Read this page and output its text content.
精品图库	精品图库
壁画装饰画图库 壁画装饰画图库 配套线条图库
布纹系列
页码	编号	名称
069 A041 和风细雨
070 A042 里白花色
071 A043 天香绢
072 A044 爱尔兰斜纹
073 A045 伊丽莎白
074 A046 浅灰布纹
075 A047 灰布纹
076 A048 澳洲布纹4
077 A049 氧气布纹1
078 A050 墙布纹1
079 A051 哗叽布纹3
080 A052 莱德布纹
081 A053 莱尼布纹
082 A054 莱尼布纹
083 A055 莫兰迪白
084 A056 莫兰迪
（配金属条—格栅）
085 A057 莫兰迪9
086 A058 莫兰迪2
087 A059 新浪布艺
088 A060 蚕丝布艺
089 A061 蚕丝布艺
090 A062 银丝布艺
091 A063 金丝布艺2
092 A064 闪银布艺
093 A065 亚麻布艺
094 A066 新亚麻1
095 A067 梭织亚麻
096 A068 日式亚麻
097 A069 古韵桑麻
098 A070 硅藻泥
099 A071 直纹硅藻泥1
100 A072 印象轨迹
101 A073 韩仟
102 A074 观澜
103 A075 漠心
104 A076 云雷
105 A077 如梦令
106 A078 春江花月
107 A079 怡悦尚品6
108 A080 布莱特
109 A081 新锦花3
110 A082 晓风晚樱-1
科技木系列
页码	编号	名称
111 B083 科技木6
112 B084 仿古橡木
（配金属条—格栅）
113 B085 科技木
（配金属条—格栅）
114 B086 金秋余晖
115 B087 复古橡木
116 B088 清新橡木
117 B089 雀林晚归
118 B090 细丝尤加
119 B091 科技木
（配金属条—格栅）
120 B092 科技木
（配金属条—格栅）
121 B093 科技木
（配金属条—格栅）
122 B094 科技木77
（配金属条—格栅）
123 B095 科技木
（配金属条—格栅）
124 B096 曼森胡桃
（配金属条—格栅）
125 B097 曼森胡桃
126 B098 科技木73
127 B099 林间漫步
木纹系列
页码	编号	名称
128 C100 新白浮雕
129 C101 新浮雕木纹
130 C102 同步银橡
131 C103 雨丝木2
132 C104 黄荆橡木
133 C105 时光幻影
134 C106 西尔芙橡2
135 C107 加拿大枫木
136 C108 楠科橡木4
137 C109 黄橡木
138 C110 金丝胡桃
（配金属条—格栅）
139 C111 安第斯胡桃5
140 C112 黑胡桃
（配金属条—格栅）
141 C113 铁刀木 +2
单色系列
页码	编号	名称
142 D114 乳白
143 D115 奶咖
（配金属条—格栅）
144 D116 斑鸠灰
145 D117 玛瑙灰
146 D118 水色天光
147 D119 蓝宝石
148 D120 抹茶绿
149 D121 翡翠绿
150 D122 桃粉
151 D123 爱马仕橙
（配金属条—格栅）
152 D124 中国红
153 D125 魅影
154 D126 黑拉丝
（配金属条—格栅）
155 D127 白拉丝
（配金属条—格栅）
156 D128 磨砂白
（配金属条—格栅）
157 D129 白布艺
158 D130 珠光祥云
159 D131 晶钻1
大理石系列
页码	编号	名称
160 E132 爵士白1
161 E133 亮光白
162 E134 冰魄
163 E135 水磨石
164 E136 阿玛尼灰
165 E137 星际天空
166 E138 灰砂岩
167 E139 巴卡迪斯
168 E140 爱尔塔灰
┄┄┄┄┄┄
[The request]: From the data above, extract every line in its exact form.

[Written answer]:
Read this page and output its text content.
精品图库	精品图库
壁画装饰画图库 壁画装饰画图库 配套线条图库
布纹系列
页码	编号	名称
069 A041 和风细雨
070 A042 里白花色
071 A043 天香绢
072 A044 爱尔兰斜纹
073 A045 伊丽莎白
074 A046 浅灰布纹
075 A047 灰布纹
076 A048 澳洲布纹4
077 A049 氧气布纹1
078 A050 墙布纹1
079 A051 哗叽布纹3
080 A052 莱德布纹
081 A053 莱尼布纹
082 A054 莱尼布纹
083 A055 莫兰迪白
084 A056 莫兰迪
（配金属条—格栅）
085 A057 莫兰迪9
086 A058 莫兰迪2
087 A059 新浪布艺
088 A060 蚕丝布艺
089 A061 蚕丝布艺
090 A062 银丝布艺
091 A063 金丝布艺2
092 A064 闪银布艺
093 A065 亚麻布艺
094 A066 新亚麻1
095 A067 梭织亚麻
096 A068 日式亚麻
097 A069 古韵桑麻
098 A070 硅藻泥
099 A071 直纹硅藻泥1
100 A072 印象轨迹
101 A073 韩仟
102 A074 观澜
103 A075 漠心
104 A076 云雷
105 A077 如梦令
106 A078 春江花月
107 A079 怡悦尚品6
108 A080 布莱特
109 A081 新锦花3
110 A082 晓风晚樱-1
科技木系列
页码	编号	名称
111 B083 科技木6
112 B084 仿古橡木
（配金属条—格栅）
113 B085 科技木
（配金属条—格栅）
114 B086 金秋余晖
115 B087 复古橡木
116 B088 清新橡木
117 B089 雀林晚归
118 B090 细丝尤加
119 B091 科技木
（配金属条—格栅）
120 B092 科技木
（配金属条—格栅）
121 B093 科技木
（配金属条—格栅）
122 B094 科技木77
（配金属条—格栅）
123 B095 科技木
（配金属条—格栅）
124 B096 曼森胡桃
（配金属条—格栅）
125 B097 曼森胡桃
126 B098 科技木73
127 B099 林间漫步
木纹系列
页码	编号	名称
128 C100 新白浮雕
129 C101 新浮雕木纹
130 C102 同步银橡
131 C103 雨丝木2
132 C104 黄荆橡木
133 C105 时光幻影
134 C106 西尔芙橡2
135 C107 加拿大枫木
136 C108 楠科橡木4
137 C109 黄橡木
138 C110 金丝胡桃
（配金属条—格栅）
139 C111 安第斯胡桃5
140 C112 黑胡桃
（配金属条—格栅）
141 C113 铁刀木 +2
单色系列
页码	编号	名称
142 D114 乳白
143 D115 奶咖
（配金属条—格栅）
144 D116 斑鸠灰
145 D117 玛瑙灰
146 D118 水色天光
147 D119 蓝宝石
148 D120 抹茶绿
149 D121 翡翠绿
150 D122 桃粉
151 D123 爱马仕橙
（配金属条—格栅）
152 D124 中国红
153 D125 魅影
154 D126 黑拉丝
（配金属条—格栅）
155 D127 白拉丝
（配金属条—格栅）
156 D128 磨砂白
（配金属条—格栅）
157 D129 白布艺
158 D130 珠光祥云
159 D131 晶钻1
大理石系列
页码	编号	名称
160 E132 爵士白1
161 E133 亮光白
162 E134 冰魄
163 E135 水磨石
164 E136 阿玛尼灰
165 E137 星际天空
166 E138 灰砂岩
167 E139 巴卡迪斯
168 E140 爱尔塔灰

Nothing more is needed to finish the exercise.